▽
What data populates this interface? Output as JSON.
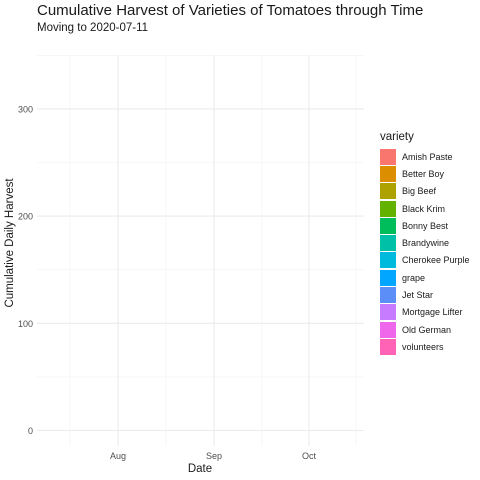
{
  "chart_data": {
    "type": "line",
    "title": "Cumulative Harvest of Varieties of Tomatoes through Time",
    "subtitle": "Moving to 2020-07-11",
    "xlabel": "Date",
    "ylabel": "Cumulative Daily Harvest",
    "x_ticks": [
      "Aug",
      "Sep",
      "Oct"
    ],
    "y_ticks": [
      0,
      100,
      200,
      300
    ],
    "ylim": [
      -15,
      360
    ],
    "grid": true,
    "legend_title": "variety",
    "legend_position": "right",
    "series": [
      {
        "name": "Amish Paste",
        "color": "#F8766D"
      },
      {
        "name": "Better Boy",
        "color": "#DB8E00"
      },
      {
        "name": "Big Beef",
        "color": "#AEA200"
      },
      {
        "name": "Black Krim",
        "color": "#64B200"
      },
      {
        "name": "Bonny Best",
        "color": "#00BD5C"
      },
      {
        "name": "Brandywine",
        "color": "#00C1A7"
      },
      {
        "name": "Cherokee Purple",
        "color": "#00BADE"
      },
      {
        "name": "grape",
        "color": "#00A6FF"
      },
      {
        "name": "Jet Star",
        "color": "#5B8FF7"
      },
      {
        "name": "Mortgage Lifter",
        "color": "#C77CFF"
      },
      {
        "name": "Old German",
        "color": "#EF67EB"
      },
      {
        "name": "volunteers",
        "color": "#FF63B6"
      }
    ]
  }
}
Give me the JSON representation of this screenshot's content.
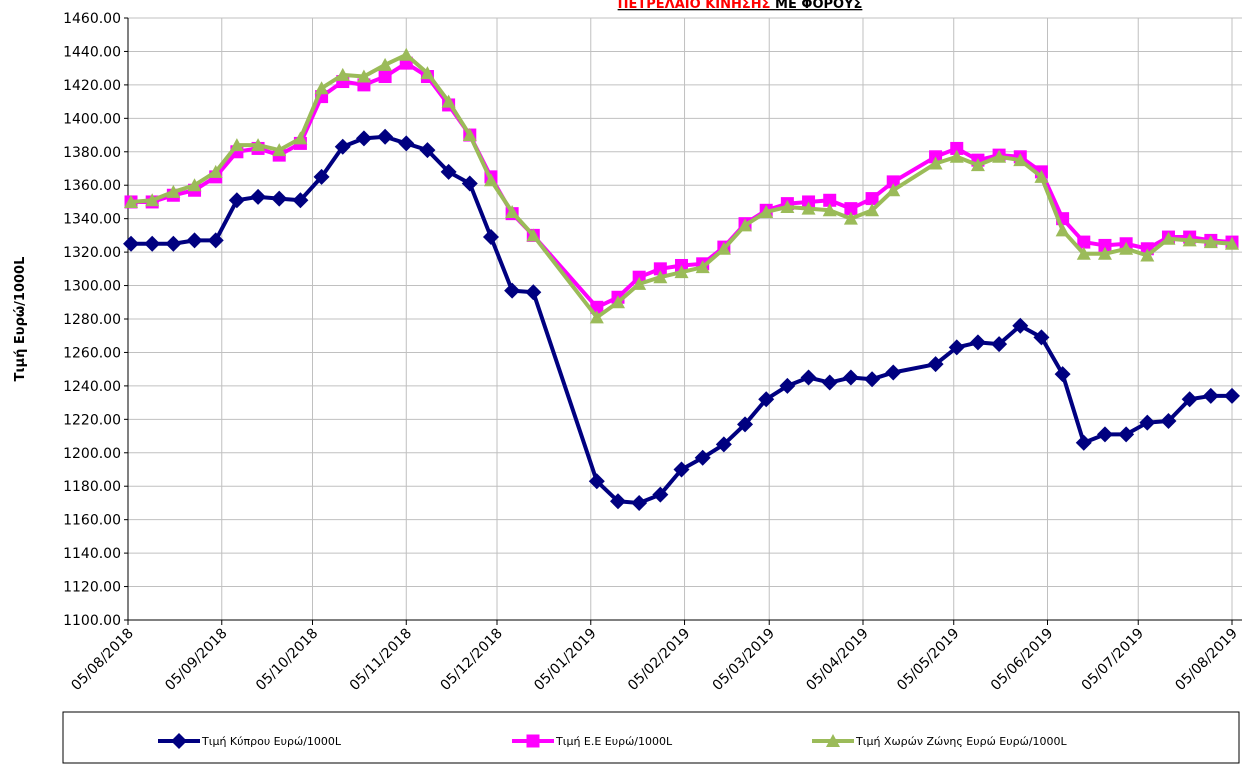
{
  "chart_data": {
    "type": "line",
    "title": [
      "ΠΕΤΡΕΛΑΙΟ ΚΙΝΗΣΗΣ",
      "ΜΕ ΦΟΡΟΥΣ"
    ],
    "y_label": "Τιμή Ευρώ/1000L",
    "x": [
      "2018-08-06",
      "2018-08-13",
      "2018-08-20",
      "2018-08-27",
      "2018-09-03",
      "2018-09-10",
      "2018-09-17",
      "2018-09-24",
      "2018-10-01",
      "2018-10-08",
      "2018-10-15",
      "2018-10-22",
      "2018-10-29",
      "2018-11-05",
      "2018-11-12",
      "2018-11-19",
      "2018-11-26",
      "2018-12-03",
      "2018-12-10",
      "2018-12-17",
      "2019-01-07",
      "2019-01-14",
      "2019-01-21",
      "2019-01-28",
      "2019-02-04",
      "2019-02-11",
      "2019-02-18",
      "2019-02-25",
      "2019-03-04",
      "2019-03-11",
      "2019-03-18",
      "2019-03-25",
      "2019-04-01",
      "2019-04-08",
      "2019-04-15",
      "2019-04-29",
      "2019-05-06",
      "2019-05-13",
      "2019-05-20",
      "2019-05-27",
      "2019-06-03",
      "2019-06-10",
      "2019-06-17",
      "2019-06-24",
      "2019-07-01",
      "2019-07-08",
      "2019-07-15",
      "2019-07-22",
      "2019-07-29",
      "2019-08-05"
    ],
    "series": [
      {
        "name": "Τιμή Κύπρου Ευρώ/1000L",
        "color": "#000080",
        "marker": "diamond",
        "values": [
          1325,
          1325,
          1325,
          1327,
          1327,
          1351,
          1353,
          1352,
          1351,
          1365,
          1383,
          1388,
          1389,
          1385,
          1381,
          1368,
          1361,
          1329,
          1297,
          1296,
          1183,
          1171,
          1170,
          1175,
          1190,
          1197,
          1205,
          1217,
          1232,
          1240,
          1245,
          1242,
          1245,
          1244,
          1248,
          1253,
          1263,
          1266,
          1265,
          1276,
          1269,
          1247,
          1206,
          1211,
          1211,
          1218,
          1219,
          1232,
          1234,
          1234
        ]
      },
      {
        "name": "Τιμή Ε.Ε Ευρώ/1000L",
        "color": "#ff00ff",
        "marker": "square",
        "values": [
          1350,
          1350,
          1354,
          1357,
          1365,
          1380,
          1382,
          1378,
          1385,
          1413,
          1422,
          1420,
          1425,
          1433,
          1425,
          1408,
          1390,
          1365,
          1343,
          1330,
          1287,
          1293,
          1305,
          1310,
          1312,
          1313,
          1323,
          1337,
          1345,
          1349,
          1350,
          1351,
          1346,
          1352,
          1362,
          1377,
          1382,
          1375,
          1378,
          1377,
          1368,
          1340,
          1326,
          1324,
          1325,
          1322,
          1329,
          1329,
          1327,
          1326
        ]
      },
      {
        "name": "Τιμή Χωρών  Ζώνης Ευρώ  Ευρώ/1000L",
        "color": "#9bbb59",
        "marker": "triangle",
        "values": [
          1350,
          1351,
          1356,
          1360,
          1368,
          1384,
          1384,
          1381,
          1388,
          1418,
          1426,
          1425,
          1432,
          1438,
          1427,
          1410,
          1390,
          1363,
          1344,
          1330,
          1281,
          1290,
          1301,
          1305,
          1308,
          1311,
          1322,
          1336,
          1344,
          1347,
          1346,
          1345,
          1340,
          1345,
          1357,
          1373,
          1377,
          1372,
          1377,
          1375,
          1365,
          1333,
          1319,
          1319,
          1322,
          1318,
          1328,
          1327,
          1326,
          1325
        ]
      }
    ],
    "xlim": [
      "2018-08-05",
      "2019-08-05"
    ],
    "xticks": [
      {
        "value": "2018-08-05",
        "label": "05/08/2018"
      },
      {
        "value": "2018-09-05",
        "label": "05/09/2018"
      },
      {
        "value": "2018-10-05",
        "label": "05/10/2018"
      },
      {
        "value": "2018-11-05",
        "label": "05/11/2018"
      },
      {
        "value": "2018-12-05",
        "label": "05/12/2018"
      },
      {
        "value": "2019-01-05",
        "label": "05/01/2019"
      },
      {
        "value": "2019-02-05",
        "label": "05/02/2019"
      },
      {
        "value": "2019-03-05",
        "label": "05/03/2019"
      },
      {
        "value": "2019-04-05",
        "label": "05/04/2019"
      },
      {
        "value": "2019-05-05",
        "label": "05/05/2019"
      },
      {
        "value": "2019-06-05",
        "label": "05/06/2019"
      },
      {
        "value": "2019-07-05",
        "label": "05/07/2019"
      },
      {
        "value": "2019-08-05",
        "label": "05/08/2019"
      }
    ],
    "ylim": [
      1100,
      1460
    ],
    "yticks": [
      {
        "value": 1100,
        "label": "1100.00"
      },
      {
        "value": 1120,
        "label": "1120.00"
      },
      {
        "value": 1140,
        "label": "1140.00"
      },
      {
        "value": 1160,
        "label": "1160.00"
      },
      {
        "value": 1180,
        "label": "1180.00"
      },
      {
        "value": 1200,
        "label": "1200.00"
      },
      {
        "value": 1220,
        "label": "1220.00"
      },
      {
        "value": 1240,
        "label": "1240.00"
      },
      {
        "value": 1260,
        "label": "1260.00"
      },
      {
        "value": 1280,
        "label": "1280.00"
      },
      {
        "value": 1300,
        "label": "1300.00"
      },
      {
        "value": 1320,
        "label": "1320.00"
      },
      {
        "value": 1340,
        "label": "1340.00"
      },
      {
        "value": 1360,
        "label": "1360.00"
      },
      {
        "value": 1380,
        "label": "1380.00"
      },
      {
        "value": 1400,
        "label": "1400.00"
      },
      {
        "value": 1420,
        "label": "1420.00"
      },
      {
        "value": 1440,
        "label": "1440.00"
      },
      {
        "value": 1460,
        "label": "1460.00"
      }
    ],
    "grid": true,
    "legend": "bottom"
  }
}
△
# WHAT TO DO
Copy out each line word for word, please, skipping the images.

# RESULT
What data populates this interface? Output as JSON.
{
  "chart_data": {
    "type": "line",
    "title": "Cumulative Harvest of Varieties of Tomatoes through Time",
    "subtitle": "Moving to 2020-07-11",
    "xlabel": "Date",
    "ylabel": "Cumulative Daily Harvest",
    "x_ticks": [
      "Aug",
      "Sep",
      "Oct"
    ],
    "y_ticks": [
      0,
      100,
      200,
      300
    ],
    "ylim": [
      -15,
      360
    ],
    "grid": true,
    "legend_title": "variety",
    "legend_position": "right",
    "series": [
      {
        "name": "Amish Paste",
        "color": "#F8766D"
      },
      {
        "name": "Better Boy",
        "color": "#DB8E00"
      },
      {
        "name": "Big Beef",
        "color": "#AEA200"
      },
      {
        "name": "Black Krim",
        "color": "#64B200"
      },
      {
        "name": "Bonny Best",
        "color": "#00BD5C"
      },
      {
        "name": "Brandywine",
        "color": "#00C1A7"
      },
      {
        "name": "Cherokee Purple",
        "color": "#00BADE"
      },
      {
        "name": "grape",
        "color": "#00A6FF"
      },
      {
        "name": "Jet Star",
        "color": "#5B8FF7"
      },
      {
        "name": "Mortgage Lifter",
        "color": "#C77CFF"
      },
      {
        "name": "Old German",
        "color": "#EF67EB"
      },
      {
        "name": "volunteers",
        "color": "#FF63B6"
      }
    ]
  }
}
Give me the JSON representation of this screenshot's content.
{
  "chart_data": {
    "type": "line",
    "title": [
      "ΠΕΤΡΕΛΑΙΟ ΚΙΝΗΣΗΣ",
      "ΜΕ ΦΟΡΟΥΣ"
    ],
    "y_label": "Τιμή Ευρώ/1000L",
    "x": [
      "2018-08-06",
      "2018-08-13",
      "2018-08-20",
      "2018-08-27",
      "2018-09-03",
      "2018-09-10",
      "2018-09-17",
      "2018-09-24",
      "2018-10-01",
      "2018-10-08",
      "2018-10-15",
      "2018-10-22",
      "2018-10-29",
      "2018-11-05",
      "2018-11-12",
      "2018-11-19",
      "2018-11-26",
      "2018-12-03",
      "2018-12-10",
      "2018-12-17",
      "2019-01-07",
      "2019-01-14",
      "2019-01-21",
      "2019-01-28",
      "2019-02-04",
      "2019-02-11",
      "2019-02-18",
      "2019-02-25",
      "2019-03-04",
      "2019-03-11",
      "2019-03-18",
      "2019-03-25",
      "2019-04-01",
      "2019-04-08",
      "2019-04-15",
      "2019-04-29",
      "2019-05-06",
      "2019-05-13",
      "2019-05-20",
      "2019-05-27",
      "2019-06-03",
      "2019-06-10",
      "2019-06-17",
      "2019-06-24",
      "2019-07-01",
      "2019-07-08",
      "2019-07-15",
      "2019-07-22",
      "2019-07-29",
      "2019-08-05"
    ],
    "series": [
      {
        "name": "Τιμή Κύπρου Ευρώ/1000L",
        "color": "#000080",
        "marker": "diamond",
        "values": [
          1325,
          1325,
          1325,
          1327,
          1327,
          1351,
          1353,
          1352,
          1351,
          1365,
          1383,
          1388,
          1389,
          1385,
          1381,
          1368,
          1361,
          1329,
          1297,
          1296,
          1183,
          1171,
          1170,
          1175,
          1190,
          1197,
          1205,
          1217,
          1232,
          1240,
          1245,
          1242,
          1245,
          1244,
          1248,
          1253,
          1263,
          1266,
          1265,
          1276,
          1269,
          1247,
          1206,
          1211,
          1211,
          1218,
          1219,
          1232,
          1234,
          1234
        ]
      },
      {
        "name": "Τιμή Ε.Ε Ευρώ/1000L",
        "color": "#ff00ff",
        "marker": "square",
        "values": [
          1350,
          1350,
          1354,
          1357,
          1365,
          1380,
          1382,
          1378,
          1385,
          1413,
          1422,
          1420,
          1425,
          1433,
          1425,
          1408,
          1390,
          1365,
          1343,
          1330,
          1287,
          1293,
          1305,
          1310,
          1312,
          1313,
          1323,
          1337,
          1345,
          1349,
          1350,
          1351,
          1346,
          1352,
          1362,
          1377,
          1382,
          1375,
          1378,
          1377,
          1368,
          1340,
          1326,
          1324,
          1325,
          1322,
          1329,
          1329,
          1327,
          1326
        ]
      },
      {
        "name": "Τιμή Χωρών  Ζώνης Ευρώ  Ευρώ/1000L",
        "color": "#9bbb59",
        "marker": "triangle",
        "values": [
          1350,
          1351,
          1356,
          1360,
          1368,
          1384,
          1384,
          1381,
          1388,
          1418,
          1426,
          1425,
          1432,
          1438,
          1427,
          1410,
          1390,
          1363,
          1344,
          1330,
          1281,
          1290,
          1301,
          1305,
          1308,
          1311,
          1322,
          1336,
          1344,
          1347,
          1346,
          1345,
          1340,
          1345,
          1357,
          1373,
          1377,
          1372,
          1377,
          1375,
          1365,
          1333,
          1319,
          1319,
          1322,
          1318,
          1328,
          1327,
          1326,
          1325
        ]
      }
    ],
    "xlim": [
      "2018-08-05",
      "2019-08-05"
    ],
    "xticks": [
      {
        "value": "2018-08-05",
        "label": "05/08/2018"
      },
      {
        "value": "2018-09-05",
        "label": "05/09/2018"
      },
      {
        "value": "2018-10-05",
        "label": "05/10/2018"
      },
      {
        "value": "2018-11-05",
        "label": "05/11/2018"
      },
      {
        "value": "2018-12-05",
        "label": "05/12/2018"
      },
      {
        "value": "2019-01-05",
        "label": "05/01/2019"
      },
      {
        "value": "2019-02-05",
        "label": "05/02/2019"
      },
      {
        "value": "2019-03-05",
        "label": "05/03/2019"
      },
      {
        "value": "2019-04-05",
        "label": "05/04/2019"
      },
      {
        "value": "2019-05-05",
        "label": "05/05/2019"
      },
      {
        "value": "2019-06-05",
        "label": "05/06/2019"
      },
      {
        "value": "2019-07-05",
        "label": "05/07/2019"
      },
      {
        "value": "2019-08-05",
        "label": "05/08/2019"
      }
    ],
    "ylim": [
      1100,
      1460
    ],
    "yticks": [
      {
        "value": 1100,
        "label": "1100.00"
      },
      {
        "value": 1120,
        "label": "1120.00"
      },
      {
        "value": 1140,
        "label": "1140.00"
      },
      {
        "value": 1160,
        "label": "1160.00"
      },
      {
        "value": 1180,
        "label": "1180.00"
      },
      {
        "value": 1200,
        "label": "1200.00"
      },
      {
        "value": 1220,
        "label": "1220.00"
      },
      {
        "value": 1240,
        "label": "1240.00"
      },
      {
        "value": 1260,
        "label": "1260.00"
      },
      {
        "value": 1280,
        "label": "1280.00"
      },
      {
        "value": 1300,
        "label": "1300.00"
      },
      {
        "value": 1320,
        "label": "1320.00"
      },
      {
        "value": 1340,
        "label": "1340.00"
      },
      {
        "value": 1360,
        "label": "1360.00"
      },
      {
        "value": 1380,
        "label": "1380.00"
      },
      {
        "value": 1400,
        "label": "1400.00"
      },
      {
        "value": 1420,
        "label": "1420.00"
      },
      {
        "value": 1440,
        "label": "1440.00"
      },
      {
        "value": 1460,
        "label": "1460.00"
      }
    ],
    "grid": true,
    "legend": "bottom"
  }
}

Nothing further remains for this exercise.